OBJECTIVE >> Find every line with the word "title" and give their count, nothing else.

GIVEN RECORDS >>

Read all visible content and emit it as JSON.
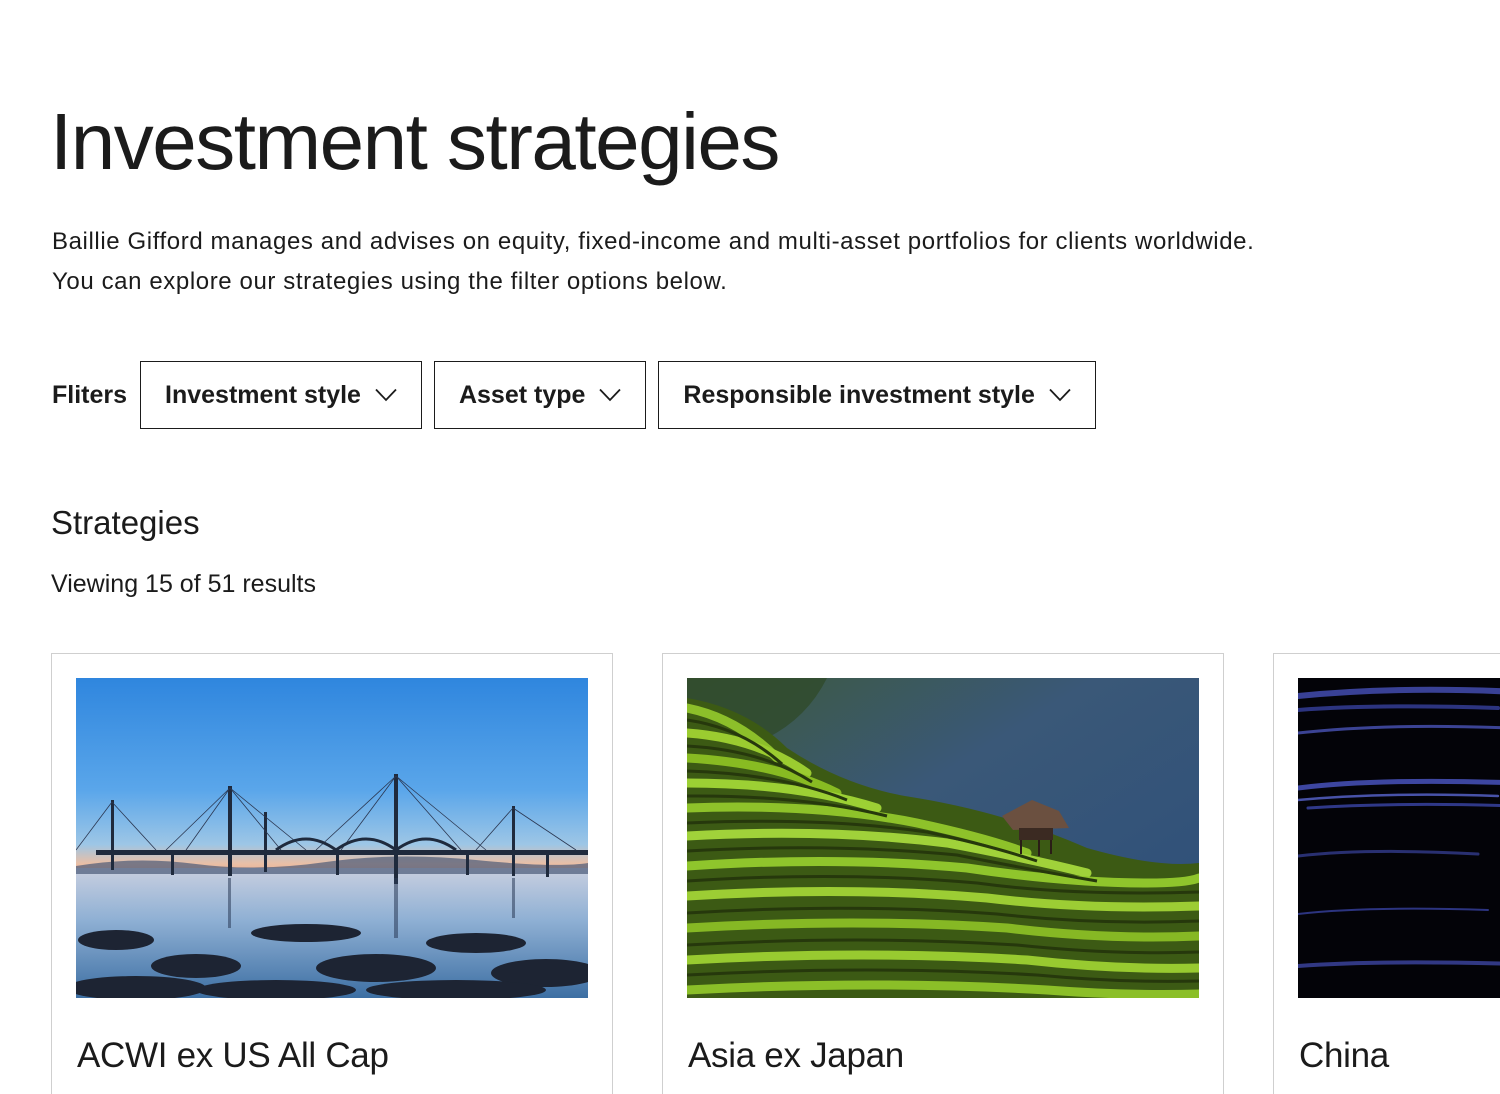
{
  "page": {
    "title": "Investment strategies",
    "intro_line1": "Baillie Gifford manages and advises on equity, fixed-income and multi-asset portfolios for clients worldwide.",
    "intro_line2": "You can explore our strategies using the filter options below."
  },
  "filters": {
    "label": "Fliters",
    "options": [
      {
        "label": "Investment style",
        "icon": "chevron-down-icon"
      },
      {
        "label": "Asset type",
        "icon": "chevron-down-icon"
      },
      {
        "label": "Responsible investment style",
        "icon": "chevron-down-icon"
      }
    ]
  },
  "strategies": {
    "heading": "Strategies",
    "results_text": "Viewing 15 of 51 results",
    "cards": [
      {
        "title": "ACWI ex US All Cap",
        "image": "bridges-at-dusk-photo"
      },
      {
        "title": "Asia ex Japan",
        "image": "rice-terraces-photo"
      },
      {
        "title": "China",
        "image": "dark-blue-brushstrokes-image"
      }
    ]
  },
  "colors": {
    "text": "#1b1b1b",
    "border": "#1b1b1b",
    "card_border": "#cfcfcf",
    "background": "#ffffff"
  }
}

==

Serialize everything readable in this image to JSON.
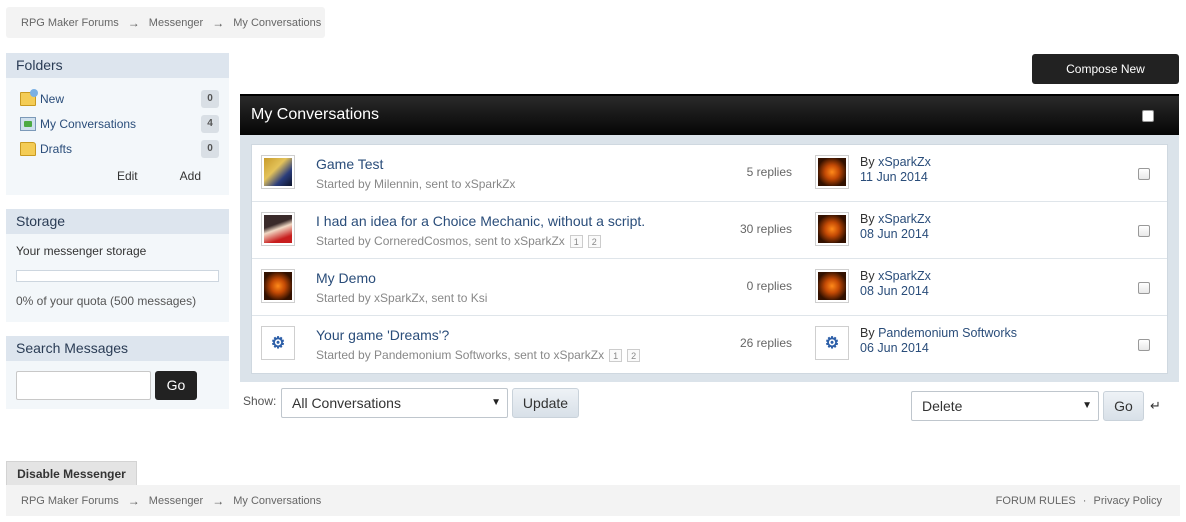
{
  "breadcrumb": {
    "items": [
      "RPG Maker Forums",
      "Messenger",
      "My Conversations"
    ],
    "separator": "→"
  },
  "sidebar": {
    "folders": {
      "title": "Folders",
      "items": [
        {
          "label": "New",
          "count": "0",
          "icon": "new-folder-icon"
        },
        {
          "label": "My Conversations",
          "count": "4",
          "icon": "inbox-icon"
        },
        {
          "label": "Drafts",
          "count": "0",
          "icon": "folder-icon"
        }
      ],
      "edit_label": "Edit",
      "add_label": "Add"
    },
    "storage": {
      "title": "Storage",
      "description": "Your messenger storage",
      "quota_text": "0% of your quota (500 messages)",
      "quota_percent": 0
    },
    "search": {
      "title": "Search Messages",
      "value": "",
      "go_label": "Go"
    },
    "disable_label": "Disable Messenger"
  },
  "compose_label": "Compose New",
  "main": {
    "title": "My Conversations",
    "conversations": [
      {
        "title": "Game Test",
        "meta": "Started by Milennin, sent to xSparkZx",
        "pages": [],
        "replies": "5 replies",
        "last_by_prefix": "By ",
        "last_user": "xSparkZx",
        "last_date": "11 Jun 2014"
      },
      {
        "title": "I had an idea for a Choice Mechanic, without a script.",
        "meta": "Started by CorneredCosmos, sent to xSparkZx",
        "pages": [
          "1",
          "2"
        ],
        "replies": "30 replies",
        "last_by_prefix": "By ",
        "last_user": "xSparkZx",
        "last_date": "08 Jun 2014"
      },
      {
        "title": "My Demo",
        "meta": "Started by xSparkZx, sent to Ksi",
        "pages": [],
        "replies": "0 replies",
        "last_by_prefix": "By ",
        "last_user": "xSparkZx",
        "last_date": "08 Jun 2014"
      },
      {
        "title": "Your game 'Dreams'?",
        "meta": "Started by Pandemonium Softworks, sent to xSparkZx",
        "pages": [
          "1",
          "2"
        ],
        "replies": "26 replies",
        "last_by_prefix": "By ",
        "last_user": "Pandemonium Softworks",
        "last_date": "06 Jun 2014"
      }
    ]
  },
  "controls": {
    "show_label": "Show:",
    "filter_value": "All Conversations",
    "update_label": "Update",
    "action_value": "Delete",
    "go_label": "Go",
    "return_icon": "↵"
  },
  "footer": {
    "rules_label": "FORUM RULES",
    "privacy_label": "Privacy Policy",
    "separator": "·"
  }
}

RESPONSE TO THE EXERCISE >> 12